_Problem to work on_:
Every entry below should be repeated exactly; the pictures should not.

_Record list_:
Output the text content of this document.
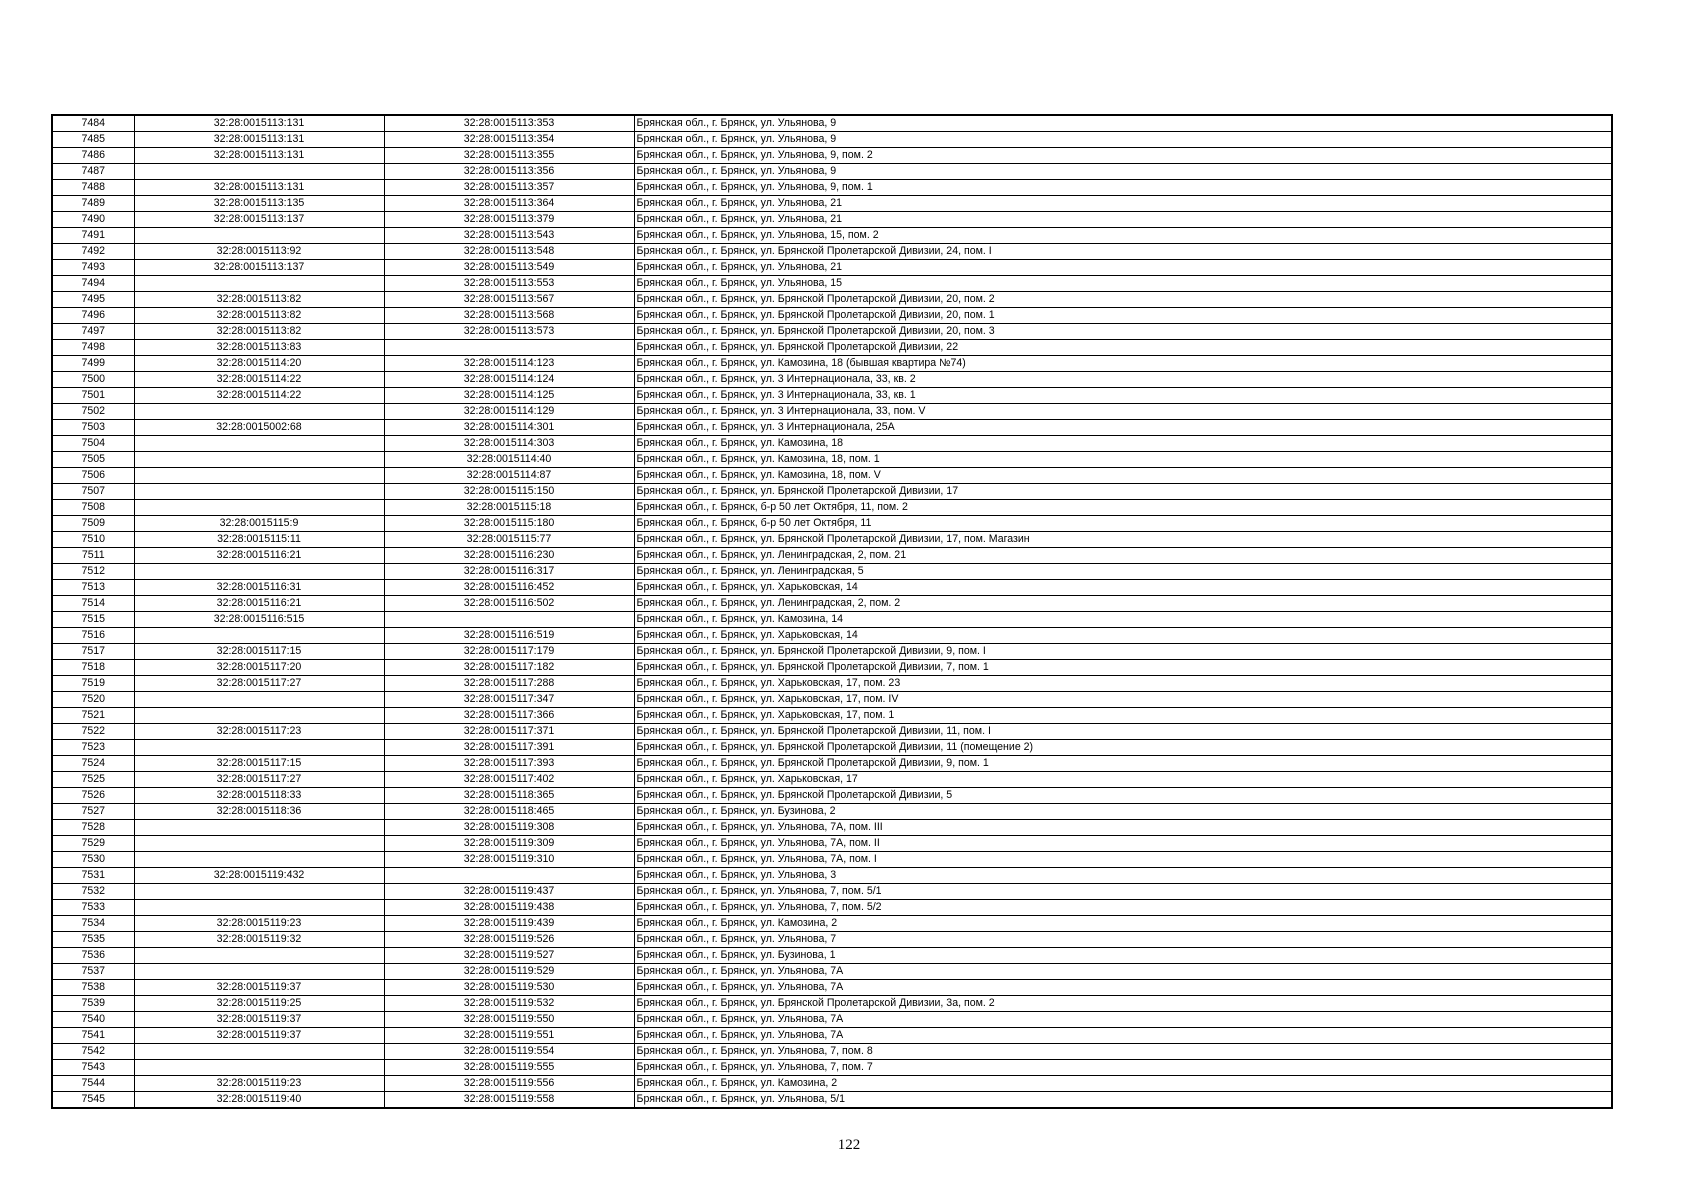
7484	32:28:0015113:131	32:28:0015113:353	Брянская обл., г. Брянск, ул. Ульянова, 9
7485	32:28:0015113:131	32:28:0015113:354	Брянская обл., г. Брянск, ул. Ульянова, 9
7486	32:28:0015113:131	32:28:0015113:355	Брянская обл., г. Брянск, ул. Ульянова, 9, пом. 2
7487		32:28:0015113:356	Брянская обл., г. Брянск, ул. Ульянова, 9
7488	32:28:0015113:131	32:28:0015113:357	Брянская обл., г. Брянск, ул. Ульянова, 9, пом. 1
7489	32:28:0015113:135	32:28:0015113:364	Брянская обл., г. Брянск, ул. Ульянова, 21
7490	32:28:0015113:137	32:28:0015113:379	Брянская обл., г. Брянск, ул. Ульянова, 21
7491		32:28:0015113:543	Брянская обл., г. Брянск, ул. Ульянова, 15, пом. 2
7492	32:28:0015113:92	32:28:0015113:548	Брянская обл., г. Брянск, ул. Брянской Пролетарской Дивизии, 24, пом. I
7493	32:28:0015113:137	32:28:0015113:549	Брянская обл., г. Брянск, ул. Ульянова, 21
7494		32:28:0015113:553	Брянская обл., г. Брянск, ул. Ульянова, 15
7495	32:28:0015113:82	32:28:0015113:567	Брянская обл., г. Брянск, ул. Брянской Пролетарской Дивизии, 20, пом. 2
7496	32:28:0015113:82	32:28:0015113:568	Брянская обл., г. Брянск, ул. Брянской Пролетарской Дивизии, 20, пом. 1
7497	32:28:0015113:82	32:28:0015113:573	Брянская обл., г. Брянск, ул. Брянской Пролетарской Дивизии, 20, пом. 3
7498	32:28:0015113:83		Брянская обл., г. Брянск, ул. Брянской Пролетарской Дивизии, 22
7499	32:28:0015114:20	32:28:0015114:123	Брянская обл., г. Брянск, ул. Камозина, 18 (бывшая квартира №74)
7500	32:28:0015114:22	32:28:0015114:124	Брянская обл., г. Брянск, ул. 3 Интернационала, 33, кв. 2
7501	32:28:0015114:22	32:28:0015114:125	Брянская обл., г. Брянск, ул. 3 Интернационала, 33, кв. 1
7502		32:28:0015114:129	Брянская обл., г. Брянск, ул. 3 Интернационала, 33, пом. V
7503	32:28:0015002:68	32:28:0015114:301	Брянская обл., г. Брянск, ул. 3 Интернационала, 25А
7504		32:28:0015114:303	Брянская обл., г. Брянск, ул. Камозина, 18
7505		32:28:0015114:40	Брянская обл., г. Брянск, ул. Камозина, 18, пом. 1
7506		32:28:0015114:87	Брянская обл., г. Брянск, ул. Камозина, 18, пом. V
7507		32:28:0015115:150	Брянская обл., г. Брянск, ул. Брянской Пролетарской Дивизии, 17
7508		32:28:0015115:18	Брянская обл., г. Брянск, б-р 50 лет Октября, 11, пом. 2
7509	32:28:0015115:9	32:28:0015115:180	Брянская обл., г. Брянск, б-р 50 лет Октября, 11
7510	32:28:0015115:11	32:28:0015115:77	Брянская обл., г. Брянск, ул. Брянской Пролетарской Дивизии, 17, пом. Магазин
7511	32:28:0015116:21	32:28:0015116:230	Брянская обл., г. Брянск, ул. Ленинградская, 2, пом. 21
7512		32:28:0015116:317	Брянская обл., г. Брянск, ул. Ленинградская, 5
7513	32:28:0015116:31	32:28:0015116:452	Брянская обл., г. Брянск, ул. Харьковская, 14
7514	32:28:0015116:21	32:28:0015116:502	Брянская обл., г. Брянск, ул. Ленинградская, 2, пом. 2
7515	32:28:0015116:515		Брянская обл., г. Брянск, ул. Камозина, 14
7516		32:28:0015116:519	Брянская обл., г. Брянск, ул. Харьковская, 14
7517	32:28:0015117:15	32:28:0015117:179	Брянская обл., г. Брянск, ул. Брянской Пролетарской Дивизии, 9, пом. I
7518	32:28:0015117:20	32:28:0015117:182	Брянская обл., г. Брянск, ул. Брянской Пролетарской Дивизии, 7, пом. 1
7519	32:28:0015117:27	32:28:0015117:288	Брянская обл., г. Брянск, ул. Харьковская, 17, пом. 23
7520		32:28:0015117:347	Брянская обл., г. Брянск, ул. Харьковская, 17, пом. IV
7521		32:28:0015117:366	Брянская обл., г. Брянск, ул. Харьковская, 17, пом. 1
7522	32:28:0015117:23	32:28:0015117:371	Брянская обл., г. Брянск, ул. Брянской Пролетарской Дивизии, 11, пом. I
7523		32:28:0015117:391	Брянская обл., г. Брянск, ул. Брянской Пролетарской Дивизии, 11 (помещение 2)
7524	32:28:0015117:15	32:28:0015117:393	Брянская обл., г. Брянск, ул. Брянской Пролетарской Дивизии, 9, пом. 1
7525	32:28:0015117:27	32:28:0015117:402	Брянская обл., г. Брянск, ул. Харьковская, 17
7526	32:28:0015118:33	32:28:0015118:365	Брянская обл., г. Брянск, ул. Брянской Пролетарской Дивизии, 5
7527	32:28:0015118:36	32:28:0015118:465	Брянская обл., г. Брянск, ул. Бузинова, 2
7528		32:28:0015119:308	Брянская обл., г. Брянск, ул. Ульянова, 7А, пом. III
7529		32:28:0015119:309	Брянская обл., г. Брянск, ул. Ульянова, 7А, пом. II
7530		32:28:0015119:310	Брянская обл., г. Брянск, ул. Ульянова, 7А, пом. I
7531	32:28:0015119:432		Брянская обл., г. Брянск, ул. Ульянова, 3
7532		32:28:0015119:437	Брянская обл., г. Брянск, ул. Ульянова, 7, пом. 5/1
7533		32:28:0015119:438	Брянская обл., г. Брянск, ул. Ульянова, 7, пом. 5/2
7534	32:28:0015119:23	32:28:0015119:439	Брянская обл., г. Брянск, ул. Камозина, 2
7535	32:28:0015119:32	32:28:0015119:526	Брянская обл., г. Брянск, ул. Ульянова, 7
7536		32:28:0015119:527	Брянская обл., г. Брянск, ул. Бузинова, 1
7537		32:28:0015119:529	Брянская обл., г. Брянск, ул. Ульянова, 7А
7538	32:28:0015119:37	32:28:0015119:530	Брянская обл., г. Брянск, ул. Ульянова, 7А
7539	32:28:0015119:25	32:28:0015119:532	Брянская обл., г. Брянск, ул. Брянской Пролетарской Дивизии, 3а, пом. 2
7540	32:28:0015119:37	32:28:0015119:550	Брянская обл., г. Брянск, ул. Ульянова, 7А
7541	32:28:0015119:37	32:28:0015119:551	Брянская обл., г. Брянск, ул. Ульянова, 7А
7542		32:28:0015119:554	Брянская обл., г. Брянск, ул. Ульянова, 7, пом. 8
7543		32:28:0015119:555	Брянская обл., г. Брянск, ул. Ульянова, 7, пом. 7
7544	32:28:0015119:23	32:28:0015119:556	Брянская обл., г. Брянск, ул. Камозина, 2
7545	32:28:0015119:40	32:28:0015119:558	Брянская обл., г. Брянск, ул. Ульянова, 5/1
122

_Exercise output_:
Output the text content of this document.
7484	32:28:0015113:131	32:28:0015113:353	Брянская обл., г. Брянск, ул. Ульянова, 9
7485	32:28:0015113:131	32:28:0015113:354	Брянская обл., г. Брянск, ул. Ульянова, 9
7486	32:28:0015113:131	32:28:0015113:355	Брянская обл., г. Брянск, ул. Ульянова, 9, пом. 2
7487		32:28:0015113:356	Брянская обл., г. Брянск, ул. Ульянова, 9
7488	32:28:0015113:131	32:28:0015113:357	Брянская обл., г. Брянск, ул. Ульянова, 9, пом. 1
7489	32:28:0015113:135	32:28:0015113:364	Брянская обл., г. Брянск, ул. Ульянова, 21
7490	32:28:0015113:137	32:28:0015113:379	Брянская обл., г. Брянск, ул. Ульянова, 21
7491		32:28:0015113:543	Брянская обл., г. Брянск, ул. Ульянова, 15, пом. 2
7492	32:28:0015113:92	32:28:0015113:548	Брянская обл., г. Брянск, ул. Брянской Пролетарской Дивизии, 24, пом. I
7493	32:28:0015113:137	32:28:0015113:549	Брянская обл., г. Брянск, ул. Ульянова, 21
7494		32:28:0015113:553	Брянская обл., г. Брянск, ул. Ульянова, 15
7495	32:28:0015113:82	32:28:0015113:567	Брянская обл., г. Брянск, ул. Брянской Пролетарской Дивизии, 20, пом. 2
7496	32:28:0015113:82	32:28:0015113:568	Брянская обл., г. Брянск, ул. Брянской Пролетарской Дивизии, 20, пом. 1
7497	32:28:0015113:82	32:28:0015113:573	Брянская обл., г. Брянск, ул. Брянской Пролетарской Дивизии, 20, пом. 3
7498	32:28:0015113:83		Брянская обл., г. Брянск, ул. Брянской Пролетарской Дивизии, 22
7499	32:28:0015114:20	32:28:0015114:123	Брянская обл., г. Брянск, ул. Камозина, 18 (бывшая квартира №74)
7500	32:28:0015114:22	32:28:0015114:124	Брянская обл., г. Брянск, ул. 3 Интернационала, 33, кв. 2
7501	32:28:0015114:22	32:28:0015114:125	Брянская обл., г. Брянск, ул. 3 Интернационала, 33, кв. 1
7502		32:28:0015114:129	Брянская обл., г. Брянск, ул. 3 Интернационала, 33, пом. V
7503	32:28:0015002:68	32:28:0015114:301	Брянская обл., г. Брянск, ул. 3 Интернационала, 25А
7504		32:28:0015114:303	Брянская обл., г. Брянск, ул. Камозина, 18
7505		32:28:0015114:40	Брянская обл., г. Брянск, ул. Камозина, 18, пом. 1
7506		32:28:0015114:87	Брянская обл., г. Брянск, ул. Камозина, 18, пом. V
7507		32:28:0015115:150	Брянская обл., г. Брянск, ул. Брянской Пролетарской Дивизии, 17
7508		32:28:0015115:18	Брянская обл., г. Брянск, б-р 50 лет Октября, 11, пом. 2
7509	32:28:0015115:9	32:28:0015115:180	Брянская обл., г. Брянск, б-р 50 лет Октября, 11
7510	32:28:0015115:11	32:28:0015115:77	Брянская обл., г. Брянск, ул. Брянской Пролетарской Дивизии, 17, пом. Магазин
7511	32:28:0015116:21	32:28:0015116:230	Брянская обл., г. Брянск, ул. Ленинградская, 2, пом. 21
7512		32:28:0015116:317	Брянская обл., г. Брянск, ул. Ленинградская, 5
7513	32:28:0015116:31	32:28:0015116:452	Брянская обл., г. Брянск, ул. Харьковская, 14
7514	32:28:0015116:21	32:28:0015116:502	Брянская обл., г. Брянск, ул. Ленинградская, 2, пом. 2
7515	32:28:0015116:515		Брянская обл., г. Брянск, ул. Камозина, 14
7516		32:28:0015116:519	Брянская обл., г. Брянск, ул. Харьковская, 14
7517	32:28:0015117:15	32:28:0015117:179	Брянская обл., г. Брянск, ул. Брянской Пролетарской Дивизии, 9, пом. I
7518	32:28:0015117:20	32:28:0015117:182	Брянская обл., г. Брянск, ул. Брянской Пролетарской Дивизии, 7, пом. 1
7519	32:28:0015117:27	32:28:0015117:288	Брянская обл., г. Брянск, ул. Харьковская, 17, пом. 23
7520		32:28:0015117:347	Брянская обл., г. Брянск, ул. Харьковская, 17, пом. IV
7521		32:28:0015117:366	Брянская обл., г. Брянск, ул. Харьковская, 17, пом. 1
7522	32:28:0015117:23	32:28:0015117:371	Брянская обл., г. Брянск, ул. Брянской Пролетарской Дивизии, 11, пом. I
7523		32:28:0015117:391	Брянская обл., г. Брянск, ул. Брянской Пролетарской Дивизии, 11 (помещение 2)
7524	32:28:0015117:15	32:28:0015117:393	Брянская обл., г. Брянск, ул. Брянской Пролетарской Дивизии, 9, пом. 1
7525	32:28:0015117:27	32:28:0015117:402	Брянская обл., г. Брянск, ул. Харьковская, 17
7526	32:28:0015118:33	32:28:0015118:365	Брянская обл., г. Брянск, ул. Брянской Пролетарской Дивизии, 5
7527	32:28:0015118:36	32:28:0015118:465	Брянская обл., г. Брянск, ул. Бузинова, 2
7528		32:28:0015119:308	Брянская обл., г. Брянск, ул. Ульянова, 7А, пом. III
7529		32:28:0015119:309	Брянская обл., г. Брянск, ул. Ульянова, 7А, пом. II
7530		32:28:0015119:310	Брянская обл., г. Брянск, ул. Ульянова, 7А, пом. I
7531	32:28:0015119:432		Брянская обл., г. Брянск, ул. Ульянова, 3
7532		32:28:0015119:437	Брянская обл., г. Брянск, ул. Ульянова, 7, пом. 5/1
7533		32:28:0015119:438	Брянская обл., г. Брянск, ул. Ульянова, 7, пом. 5/2
7534	32:28:0015119:23	32:28:0015119:439	Брянская обл., г. Брянск, ул. Камозина, 2
7535	32:28:0015119:32	32:28:0015119:526	Брянская обл., г. Брянск, ул. Ульянова, 7
7536		32:28:0015119:527	Брянская обл., г. Брянск, ул. Бузинова, 1
7537		32:28:0015119:529	Брянская обл., г. Брянск, ул. Ульянова, 7А
7538	32:28:0015119:37	32:28:0015119:530	Брянская обл., г. Брянск, ул. Ульянова, 7А
7539	32:28:0015119:25	32:28:0015119:532	Брянская обл., г. Брянск, ул. Брянской Пролетарской Дивизии, 3а, пом. 2
7540	32:28:0015119:37	32:28:0015119:550	Брянская обл., г. Брянск, ул. Ульянова, 7А
7541	32:28:0015119:37	32:28:0015119:551	Брянская обл., г. Брянск, ул. Ульянова, 7А
7542		32:28:0015119:554	Брянская обл., г. Брянск, ул. Ульянова, 7, пом. 8
7543		32:28:0015119:555	Брянская обл., г. Брянск, ул. Ульянова, 7, пом. 7
7544	32:28:0015119:23	32:28:0015119:556	Брянская обл., г. Брянск, ул. Камозина, 2
7545	32:28:0015119:40	32:28:0015119:558	Брянская обл., г. Брянск, ул. Ульянова, 5/1
122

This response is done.